▸ **Work to do**
Copy the records that follow exactly as written, but not their pictures.

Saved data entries
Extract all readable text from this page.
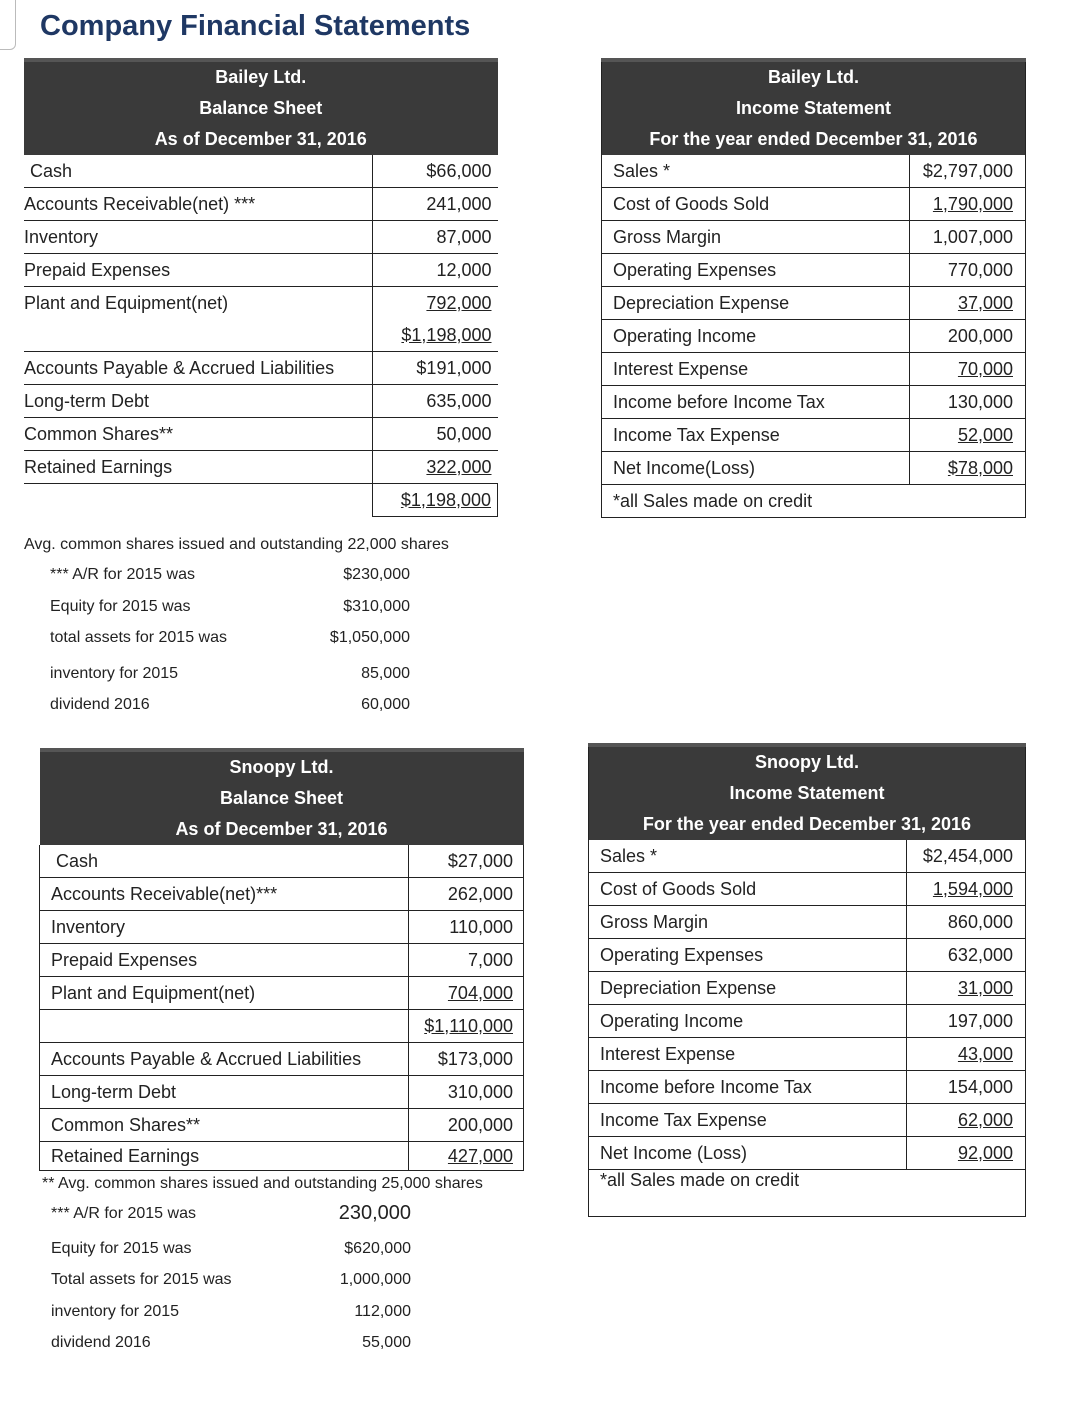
Company Financial Statements
Bailey Ltd.	
Balance Sheet	
As of December 31, 2016	
Cash	$66,000
Accounts Receivable(net) ***	241,000
Inventory	87,000
Prepaid Expenses	12,000
Plant and Equipment(net)	792,000
	$1,198,000
Accounts Payable & Accrued Liabilities	$191,000
Long-term Debt	635,000
Common Shares**	50,000
Retained Earnings	322,000
	$1,198,000
Bailey Ltd.	
Income Statement	
For the year ended December 31, 2016	
Sales *	$2,797,000
Cost of Goods Sold	1,790,000
Gross Margin	1,007,000
Operating Expenses	770,000
Depreciation Expense	37,000
Operating Income	200,000
Interest Expense	70,000
Income before Income Tax	130,000
Income Tax Expense	52,000
Net Income(Loss)	$78,000
*all Sales made on credit	
Avg. common shares issued and outstanding 22,000 shares
*** A/R for 2015 was	$230,000
Equity for 2015 was	$310,000
total assets for 2015 was	$1,050,000
inventory for 2015	85,000
dividend 2016	60,000
Snoopy Ltd.	
Balance Sheet	
As of December 31, 2016	
Cash	$27,000
Accounts Receivable(net)***	262,000
Inventory	110,000
Prepaid Expenses	7,000
Plant and Equipment(net)	704,000
	$1,110,000
Accounts Payable & Accrued Liabilities	$173,000
Long-term Debt	310,000
Common Shares**	200,000
Retained Earnings	427,000
Snoopy Ltd.	
Income Statement	
For the year ended December 31, 2016	
Sales *	$2,454,000
Cost of Goods Sold	1,594,000
Gross Margin	860,000
Operating Expenses	632,000
Depreciation Expense	31,000
Operating Income	197,000
Interest Expense	43,000
Income before Income Tax	154,000
Income Tax Expense	62,000
Net Income (Loss)	92,000
*all Sales made on credit	

** Avg. common shares issued and outstanding 25,000 shares
*** A/R for 2015 was	230,000
Equity for 2015 was	$620,000
Total assets for 2015 was	1,000,000
inventory for 2015	112,000
dividend 2016	55,000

▸ **Response to this task**
Extract all readable text from this page.
Company Financial Statements
Bailey Ltd.	
Balance Sheet	
As of December 31, 2016	
Cash	$66,000
Accounts Receivable(net) ***	241,000
Inventory	87,000
Prepaid Expenses	12,000
Plant and Equipment(net)	792,000
	$1,198,000
Accounts Payable & Accrued Liabilities	$191,000
Long-term Debt	635,000
Common Shares**	50,000
Retained Earnings	322,000
	$1,198,000
Bailey Ltd.	
Income Statement	
For the year ended December 31, 2016	
Sales *	$2,797,000
Cost of Goods Sold	1,790,000
Gross Margin	1,007,000
Operating Expenses	770,000
Depreciation Expense	37,000
Operating Income	200,000
Interest Expense	70,000
Income before Income Tax	130,000
Income Tax Expense	52,000
Net Income(Loss)	$78,000
*all Sales made on credit	
Avg. common shares issued and outstanding 22,000 shares
*** A/R for 2015 was	$230,000
Equity for 2015 was	$310,000
total assets for 2015 was	$1,050,000
inventory for 2015	85,000
dividend 2016	60,000
Snoopy Ltd.	
Balance Sheet	
As of December 31, 2016	
Cash	$27,000
Accounts Receivable(net)***	262,000
Inventory	110,000
Prepaid Expenses	7,000
Plant and Equipment(net)	704,000
	$1,110,000
Accounts Payable & Accrued Liabilities	$173,000
Long-term Debt	310,000
Common Shares**	200,000
Retained Earnings	427,000
Snoopy Ltd.	
Income Statement	
For the year ended December 31, 2016	
Sales *	$2,454,000
Cost of Goods Sold	1,594,000
Gross Margin	860,000
Operating Expenses	632,000
Depreciation Expense	31,000
Operating Income	197,000
Interest Expense	43,000
Income before Income Tax	154,000
Income Tax Expense	62,000
Net Income (Loss)	92,000
*all Sales made on credit	

** Avg. common shares issued and outstanding 25,000 shares
*** A/R for 2015 was	230,000
Equity for 2015 was	$620,000
Total assets for 2015 was	1,000,000
inventory for 2015	112,000
dividend 2016	55,000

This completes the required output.